• **Extracted entries**
%%

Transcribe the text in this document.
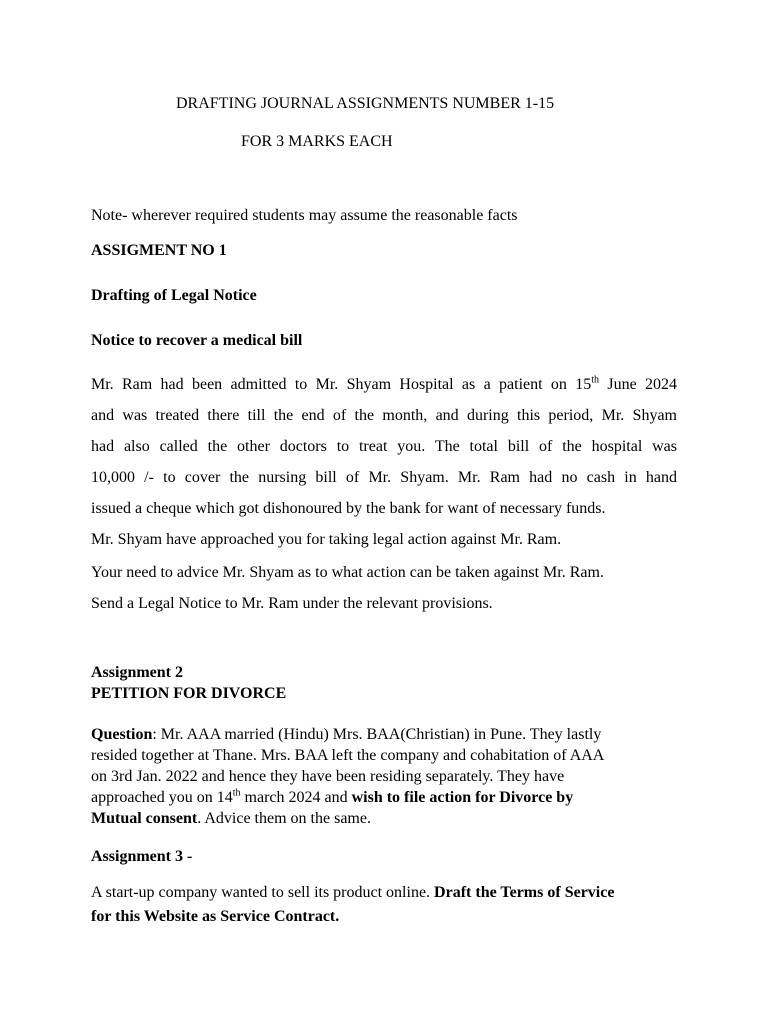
DRAFTING JOURNAL ASSIGNMENTS NUMBER 1-15
FOR 3 MARKS EACH
Note- wherever required students may assume the reasonable facts
ASSIGMENT NO 1
Drafting of Legal Notice
Notice to recover a medical bill
Mr. Ram had been admitted to Mr. Shyam Hospital as a patient on 15th June 2024
and was treated there till the end of the month, and during this period, Mr. Shyam
had also called the other doctors to treat you. The total bill of the hospital was
10,000 /- to cover the nursing bill of Mr. Shyam. Mr. Ram had no cash in hand
issued a cheque which got dishonoured by the bank for want of necessary funds.
Mr. Shyam have approached you for taking legal action against Mr. Ram.
Your need to advice Mr. Shyam as to what action can be taken against Mr. Ram.
Send a Legal Notice to Mr. Ram under the relevant provisions.
Assignment 2
PETITION FOR DIVORCE
Question: Mr. AAA married (Hindu) Mrs. BAA(Christian) in Pune. They lastly
resided together at Thane. Mrs. BAA left the company and cohabitation of AAA
on 3rd Jan. 2022 and hence they have been residing separately. They have
approached you on 14th march 2024 and wish to file action for Divorce by
Mutual consent. Advice them on the same.
Assignment 3 -
A start-up company wanted to sell its product online. Draft the Terms of Service
for this Website as Service Contract.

%%

Reproduce all of the entries word for word, skipping any pictures they hold.

• **Expected output**
Transcribe the text in this document.
DRAFTING JOURNAL ASSIGNMENTS NUMBER 1-15
FOR 3 MARKS EACH
Note- wherever required students may assume the reasonable facts
ASSIGMENT NO 1
Drafting of Legal Notice
Notice to recover a medical bill
Mr. Ram had been admitted to Mr. Shyam Hospital as a patient on 15th June 2024
and was treated there till the end of the month, and during this period, Mr. Shyam
had also called the other doctors to treat you. The total bill of the hospital was
10,000 /- to cover the nursing bill of Mr. Shyam. Mr. Ram had no cash in hand
issued a cheque which got dishonoured by the bank for want of necessary funds.
Mr. Shyam have approached you for taking legal action against Mr. Ram.
Your need to advice Mr. Shyam as to what action can be taken against Mr. Ram.
Send a Legal Notice to Mr. Ram under the relevant provisions.
Assignment 2
PETITION FOR DIVORCE
Question: Mr. AAA married (Hindu) Mrs. BAA(Christian) in Pune. They lastly
resided together at Thane. Mrs. BAA left the company and cohabitation of AAA
on 3rd Jan. 2022 and hence they have been residing separately. They have
approached you on 14th march 2024 and wish to file action for Divorce by
Mutual consent. Advice them on the same.
Assignment 3 -
A start-up company wanted to sell its product online. Draft the Terms of Service
for this Website as Service Contract.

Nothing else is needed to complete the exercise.